### Document segment
Ham cycled through his repertoire: rock, pop, reggaeton, hip-hop and jazz. He mixed in the sound of his youth—he still falls hard for Earth, Wind & Fire and Hall & Oates—and kept the set pumping. At one point, a listener requested gospel and he found a soaring anthem to throw into the mix. He ended the night feeling more satisfied than he had in a week.
“Then I was like, ‘What if I just do a gospel set on Sunday?’” he recalled. Ham had grown up going to church, but his work often meant that he was out on weekends. Now he was home. “So I tried it. I had like, 400 people watching, and 6,000 comments."
In the month since, he has hosted weekly gospel sets each Sunday, most of which run for three or four hours. During the week he has hopped on for short sets, added signature drinks for listening parties. He's taken time to fête departed icons including Luther Vandross, who would have been 69 years old on April 20.

### Exercise set
1: In the passage about Ham's DJ sets, how many comments did his first Sunday gospel set draw?
2: Please extend the passage about Ham's DJ sets, picking up after its final sentence.

### Data lines
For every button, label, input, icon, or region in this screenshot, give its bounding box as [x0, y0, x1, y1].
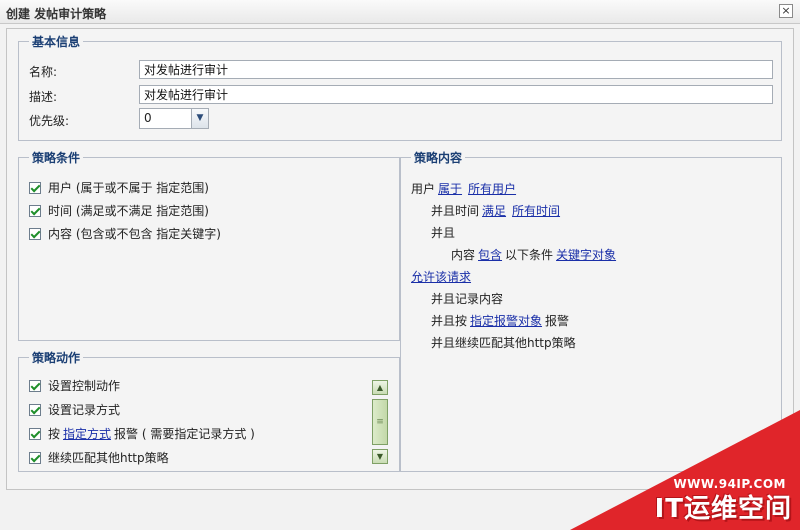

### Written answers
1: 6,000 comments.

2:
"When I’m DJ-ing [at events], I pull out all the stops," he said. "I do the dry ice, the lighting and sound. I want people to have that kind of concert experience.”
In addition to keeping him busy—Ham is currently isolating at home and living off of savings as months of work remain cancelled—he said that it’s a way to give back to a community that has supported him for decades.
|Image courtesy Herman Ham.|
Born and raised in New Haven’s Hill neighborhood in the 1970s, he grew up loving music. He frequented venues that used to populate the city: the long-gone Montego Bay and Cat Club, Brick N’ Wood in the former New Haven Clock Company, a spot called Tony’s on York Street, which would stop playing music and start serving breakfast around 2 a.m.
Ten years ago, a friend gave him an old hard drive, and Ham started playing music between live sets from the The Rahsaan Langley Project. The more he practiced, the better he got—and the more people wanted him for their major life events. Now, he said he considers it “a blessing” that he can use that skill to keep his fans dancing through a public health crisis.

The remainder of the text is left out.